━━ Entries provided
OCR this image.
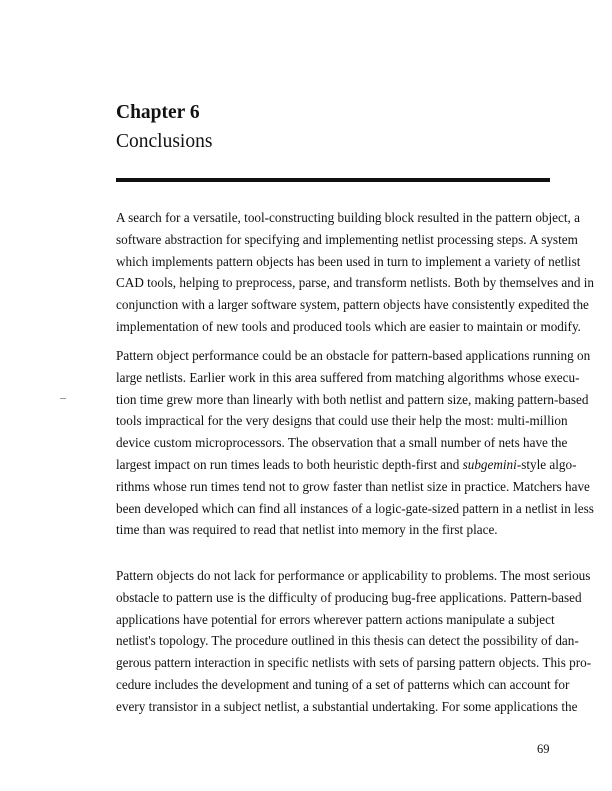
Chapter 6
Conclusions
A search for a versatile, tool-constructing building block resulted in the pattern object, a
software abstraction for specifying and implementing netlist processing steps. A system
which implements pattern objects has been used in turn to implement a variety of netlist
CAD tools, helping to preprocess, parse, and transform netlists. Both by themselves and in
conjunction with a larger software system, pattern objects have consistently expedited the
implementation of new tools and produced tools which are easier to maintain or modify.
Pattern object performance could be an obstacle for pattern-based applications running on
large netlists. Earlier work in this area suffered from matching algorithms whose execu-
tion time grew more than linearly with both netlist and pattern size, making pattern-based
tools impractical for the very designs that could use their help the most: multi-million
device custom microprocessors. The observation that a small number of nets have the
largest impact on run times leads to both heuristic depth-first and subgemini-style algo-
rithms whose run times tend not to grow faster than netlist size in practice. Matchers have
been developed which can find all instances of a logic-gate-sized pattern in a netlist in less
time than was required to read that netlist into memory in the first place.
Pattern objects do not lack for performance or applicability to problems. The most serious
obstacle to pattern use is the difficulty of producing bug-free applications. Pattern-based
applications have potential for errors wherever pattern actions manipulate a subject
netlist's topology. The procedure outlined in this thesis can detect the possibility of dan-
gerous pattern interaction in specific netlists with sets of parsing pattern objects. This pro-
cedure includes the development and tuning of a set of patterns which can account for
every transistor in a subject netlist, a substantial undertaking. For some applications the
69
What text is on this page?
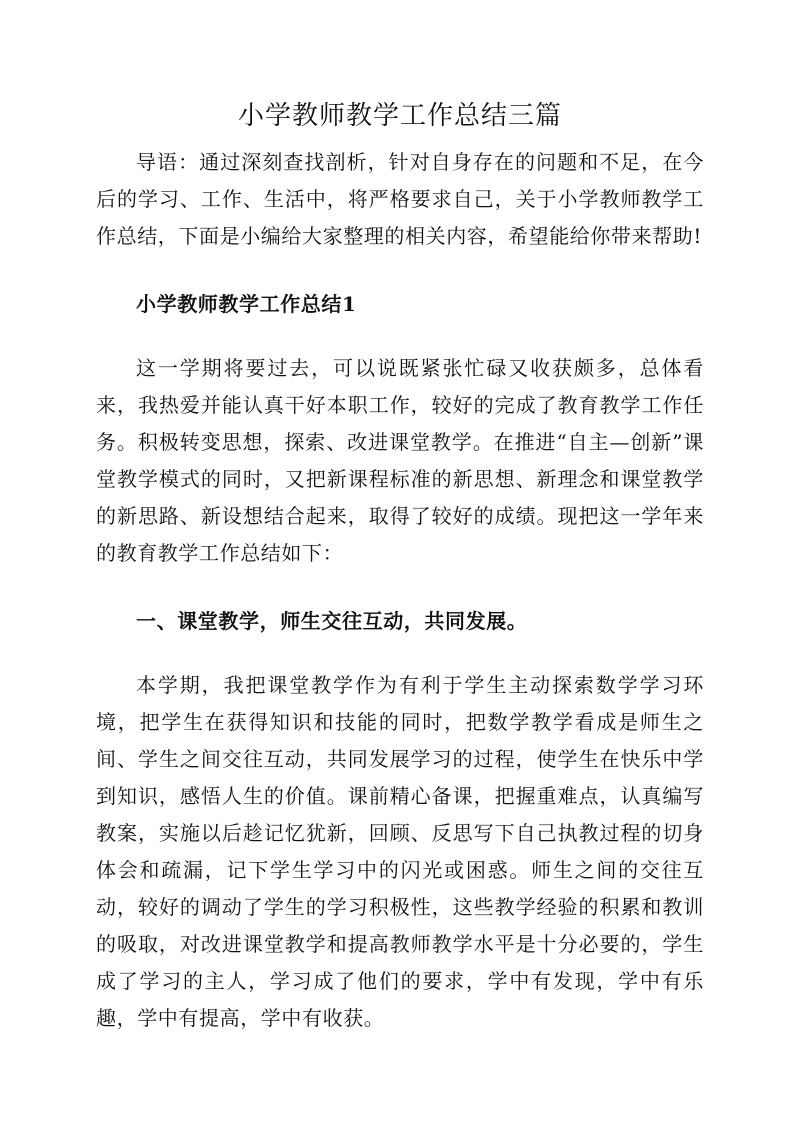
小学教师教学工作总结三篇

导语：通过深刻查找剖析，针对自身存在的问题和不足，在今后的学习、工作、生活中，将严格要求自己，关于小学教师教学工作总结，下面是小编给大家整理的相关内容，希望能给你带来帮助!

小学教师教学工作总结1

这一学期将要过去，可以说既紧张忙碌又收获颇多，总体看来，我热爱并能认真干好本职工作，较好的完成了教育教学工作任务。积极转变思想，探索、改进课堂教学。在推进“自主—创新”课堂教学模式的同时，又把新课程标准的新思想、新理念和课堂教学的新思路、新设想结合起来，取得了较好的成绩。现把这一学年来的教育教学工作总结如下：

一、课堂教学，师生交往互动，共同发展。

本学期，我把课堂教学作为有利于学生主动探索数学学习环境，把学生在获得知识和技能的同时，把数学教学看成是师生之间、学生之间交往互动，共同发展学习的过程，使学生在快乐中学到知识，感悟人生的价值。课前精心备课，把握重难点，认真编写教案，实施以后趁记忆犹新，回顾、反思写下自己执教过程的切身体会和疏漏，记下学生学习中的闪光或困惑。师生之间的交往互动，较好的调动了学生的学习积极性，这些教学经验的积累和教训的吸取，对改进课堂教学和提高教师教学水平是十分必要的，学生成了学习的主人，学习成了他们的要求，学中有发现，学中有乐趣，学中有提高，学中有收获。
━━━━
> [Goal] Out of the material above, gather each line where "times" appears.

> [Task result]
largest impact on run times leads to both heuristic depth-first and subgemini-style algo-
rithms whose run times tend not to grow faster than netlist size in practice. Matchers have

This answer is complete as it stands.